• Task directions
Quote, without change, all of the lines that follow.
-- Start of Excerpted data --
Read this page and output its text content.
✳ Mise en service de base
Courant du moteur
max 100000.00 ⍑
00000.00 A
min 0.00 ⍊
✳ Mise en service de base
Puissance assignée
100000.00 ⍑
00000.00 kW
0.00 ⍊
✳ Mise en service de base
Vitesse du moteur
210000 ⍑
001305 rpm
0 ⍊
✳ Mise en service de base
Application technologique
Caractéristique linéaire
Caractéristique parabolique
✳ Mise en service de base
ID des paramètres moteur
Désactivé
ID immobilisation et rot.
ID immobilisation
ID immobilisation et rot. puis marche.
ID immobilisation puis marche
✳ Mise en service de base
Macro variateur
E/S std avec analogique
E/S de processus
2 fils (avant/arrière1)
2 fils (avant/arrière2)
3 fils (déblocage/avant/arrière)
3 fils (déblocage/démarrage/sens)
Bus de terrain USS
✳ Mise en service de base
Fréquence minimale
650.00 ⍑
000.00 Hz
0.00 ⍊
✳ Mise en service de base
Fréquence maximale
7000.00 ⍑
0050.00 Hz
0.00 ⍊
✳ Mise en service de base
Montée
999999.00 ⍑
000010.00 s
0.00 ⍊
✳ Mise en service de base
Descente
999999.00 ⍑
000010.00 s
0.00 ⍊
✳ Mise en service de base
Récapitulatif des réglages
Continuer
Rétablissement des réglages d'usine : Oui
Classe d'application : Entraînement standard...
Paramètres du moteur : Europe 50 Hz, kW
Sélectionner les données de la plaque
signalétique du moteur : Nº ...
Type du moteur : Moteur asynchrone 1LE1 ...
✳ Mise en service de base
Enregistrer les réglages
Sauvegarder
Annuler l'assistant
-- End of Excerpted data --
• Completed task
Read this page and output its text content.
✳ Mise en service de base
Courant du moteur
max 100000.00 ⍑
00000.00 A
min 0.00 ⍊
✳ Mise en service de base
Puissance assignée
100000.00 ⍑
00000.00 kW
0.00 ⍊
✳ Mise en service de base
Vitesse du moteur
210000 ⍑
001305 rpm
0 ⍊
✳ Mise en service de base
Application technologique
Caractéristique linéaire
Caractéristique parabolique
✳ Mise en service de base
ID des paramètres moteur
Désactivé
ID immobilisation et rot.
ID immobilisation
ID immobilisation et rot. puis marche.
ID immobilisation puis marche
✳ Mise en service de base
Macro variateur
E/S std avec analogique
E/S de processus
2 fils (avant/arrière1)
2 fils (avant/arrière2)
3 fils (déblocage/avant/arrière)
3 fils (déblocage/démarrage/sens)
Bus de terrain USS
✳ Mise en service de base
Fréquence minimale
650.00 ⍑
000.00 Hz
0.00 ⍊
✳ Mise en service de base
Fréquence maximale
7000.00 ⍑
0050.00 Hz
0.00 ⍊
✳ Mise en service de base
Montée
999999.00 ⍑
000010.00 s
0.00 ⍊
✳ Mise en service de base
Descente
999999.00 ⍑
000010.00 s
0.00 ⍊
✳ Mise en service de base
Récapitulatif des réglages
Continuer
Rétablissement des réglages d'usine : Oui
Classe d'application : Entraînement standard...
Paramètres du moteur : Europe 50 Hz, kW
Sélectionner les données de la plaque
signalétique du moteur : Nº ...
Type du moteur : Moteur asynchrone 1LE1 ...
✳ Mise en service de base
Enregistrer les réglages
Sauvegarder
Annuler l'assistant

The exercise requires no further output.